● **Problem description**: Copy out every line that contains the word "screenshot".

● **Input data**:
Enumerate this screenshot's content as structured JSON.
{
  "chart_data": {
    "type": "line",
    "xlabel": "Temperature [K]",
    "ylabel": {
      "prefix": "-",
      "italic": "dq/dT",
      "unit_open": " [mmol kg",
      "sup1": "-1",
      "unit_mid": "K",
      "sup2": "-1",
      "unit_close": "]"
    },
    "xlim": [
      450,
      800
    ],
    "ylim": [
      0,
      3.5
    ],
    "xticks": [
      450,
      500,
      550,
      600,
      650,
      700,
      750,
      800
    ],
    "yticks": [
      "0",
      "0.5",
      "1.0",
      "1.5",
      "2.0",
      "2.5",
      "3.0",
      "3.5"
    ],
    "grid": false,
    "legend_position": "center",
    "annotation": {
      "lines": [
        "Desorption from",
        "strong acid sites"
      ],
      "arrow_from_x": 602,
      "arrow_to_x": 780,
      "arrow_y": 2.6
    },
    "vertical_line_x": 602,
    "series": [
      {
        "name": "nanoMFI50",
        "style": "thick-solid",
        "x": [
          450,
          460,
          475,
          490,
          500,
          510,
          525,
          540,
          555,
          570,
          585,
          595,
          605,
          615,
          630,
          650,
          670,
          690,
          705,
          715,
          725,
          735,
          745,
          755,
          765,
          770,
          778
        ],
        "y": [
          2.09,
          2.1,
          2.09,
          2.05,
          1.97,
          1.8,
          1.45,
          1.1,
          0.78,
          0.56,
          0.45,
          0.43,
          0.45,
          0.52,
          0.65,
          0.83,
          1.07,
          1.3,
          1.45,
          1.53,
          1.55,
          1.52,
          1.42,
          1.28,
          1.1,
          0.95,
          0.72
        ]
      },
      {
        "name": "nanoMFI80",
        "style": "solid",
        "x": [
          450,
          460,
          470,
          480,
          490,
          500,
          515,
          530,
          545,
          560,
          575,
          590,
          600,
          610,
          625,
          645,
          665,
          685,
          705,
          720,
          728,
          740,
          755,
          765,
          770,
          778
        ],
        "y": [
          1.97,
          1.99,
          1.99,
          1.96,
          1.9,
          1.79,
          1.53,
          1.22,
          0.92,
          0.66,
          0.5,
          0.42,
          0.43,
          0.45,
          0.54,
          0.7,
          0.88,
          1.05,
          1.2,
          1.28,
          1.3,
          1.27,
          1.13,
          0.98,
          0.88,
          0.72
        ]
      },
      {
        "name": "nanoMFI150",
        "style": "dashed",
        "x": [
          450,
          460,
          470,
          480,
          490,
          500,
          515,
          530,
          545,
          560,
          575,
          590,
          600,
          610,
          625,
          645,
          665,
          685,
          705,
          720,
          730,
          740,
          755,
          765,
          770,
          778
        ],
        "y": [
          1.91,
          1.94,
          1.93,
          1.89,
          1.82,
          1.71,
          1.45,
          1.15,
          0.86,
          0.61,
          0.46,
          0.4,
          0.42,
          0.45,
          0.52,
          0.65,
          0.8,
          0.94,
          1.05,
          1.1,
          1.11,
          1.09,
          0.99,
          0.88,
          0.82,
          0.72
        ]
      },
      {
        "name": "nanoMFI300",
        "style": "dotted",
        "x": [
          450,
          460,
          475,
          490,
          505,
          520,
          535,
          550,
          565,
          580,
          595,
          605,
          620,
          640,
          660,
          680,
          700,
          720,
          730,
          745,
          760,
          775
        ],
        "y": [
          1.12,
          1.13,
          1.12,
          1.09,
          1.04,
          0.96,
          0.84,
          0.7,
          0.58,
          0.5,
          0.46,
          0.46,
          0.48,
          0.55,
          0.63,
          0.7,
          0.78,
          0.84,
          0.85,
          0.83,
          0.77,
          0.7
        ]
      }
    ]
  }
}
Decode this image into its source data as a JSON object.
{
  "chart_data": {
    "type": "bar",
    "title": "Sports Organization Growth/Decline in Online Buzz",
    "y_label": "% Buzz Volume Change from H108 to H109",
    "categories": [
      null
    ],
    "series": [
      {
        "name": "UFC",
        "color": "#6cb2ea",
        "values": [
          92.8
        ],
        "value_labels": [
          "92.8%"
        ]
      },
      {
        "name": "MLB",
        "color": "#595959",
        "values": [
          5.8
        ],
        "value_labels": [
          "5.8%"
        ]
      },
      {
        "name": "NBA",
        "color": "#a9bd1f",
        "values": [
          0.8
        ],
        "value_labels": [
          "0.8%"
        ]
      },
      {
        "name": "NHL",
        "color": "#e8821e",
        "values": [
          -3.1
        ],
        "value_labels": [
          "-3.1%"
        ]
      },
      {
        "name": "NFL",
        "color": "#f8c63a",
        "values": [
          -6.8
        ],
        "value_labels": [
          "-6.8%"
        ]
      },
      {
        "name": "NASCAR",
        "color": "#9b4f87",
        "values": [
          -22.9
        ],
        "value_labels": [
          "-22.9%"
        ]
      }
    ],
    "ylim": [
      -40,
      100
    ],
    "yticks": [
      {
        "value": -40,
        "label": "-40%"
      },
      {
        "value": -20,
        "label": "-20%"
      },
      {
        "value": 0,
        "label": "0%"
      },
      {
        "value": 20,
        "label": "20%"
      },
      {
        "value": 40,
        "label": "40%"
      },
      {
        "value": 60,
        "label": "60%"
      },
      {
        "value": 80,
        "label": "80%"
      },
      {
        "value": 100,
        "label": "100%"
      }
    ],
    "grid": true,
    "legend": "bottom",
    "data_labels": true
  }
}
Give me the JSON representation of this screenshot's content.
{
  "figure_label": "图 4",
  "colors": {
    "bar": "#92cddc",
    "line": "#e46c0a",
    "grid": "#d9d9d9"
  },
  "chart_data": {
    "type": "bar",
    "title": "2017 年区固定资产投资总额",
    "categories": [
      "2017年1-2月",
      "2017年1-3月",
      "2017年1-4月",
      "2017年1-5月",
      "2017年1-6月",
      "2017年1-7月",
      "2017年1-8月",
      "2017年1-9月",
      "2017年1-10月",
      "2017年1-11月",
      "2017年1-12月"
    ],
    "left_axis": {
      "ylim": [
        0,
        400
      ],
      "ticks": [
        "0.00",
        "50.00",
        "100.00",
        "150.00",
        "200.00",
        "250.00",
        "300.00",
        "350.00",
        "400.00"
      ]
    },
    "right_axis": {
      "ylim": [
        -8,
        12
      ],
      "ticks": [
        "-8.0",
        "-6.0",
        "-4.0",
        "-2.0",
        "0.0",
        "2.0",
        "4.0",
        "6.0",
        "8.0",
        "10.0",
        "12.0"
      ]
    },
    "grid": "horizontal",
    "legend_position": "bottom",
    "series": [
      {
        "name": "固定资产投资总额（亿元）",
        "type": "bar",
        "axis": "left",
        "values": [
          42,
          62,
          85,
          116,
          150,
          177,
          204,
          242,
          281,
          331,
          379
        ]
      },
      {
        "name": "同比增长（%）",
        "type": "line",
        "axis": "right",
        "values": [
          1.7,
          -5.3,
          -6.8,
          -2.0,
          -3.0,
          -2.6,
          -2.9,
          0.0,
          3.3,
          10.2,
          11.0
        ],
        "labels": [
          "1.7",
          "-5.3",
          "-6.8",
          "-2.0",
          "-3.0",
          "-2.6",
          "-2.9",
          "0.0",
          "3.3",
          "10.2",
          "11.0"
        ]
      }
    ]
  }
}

● **Written answer**:
Enumerate this screenshot's content as structured JSON.
Give me the JSON representation of this screenshot's content.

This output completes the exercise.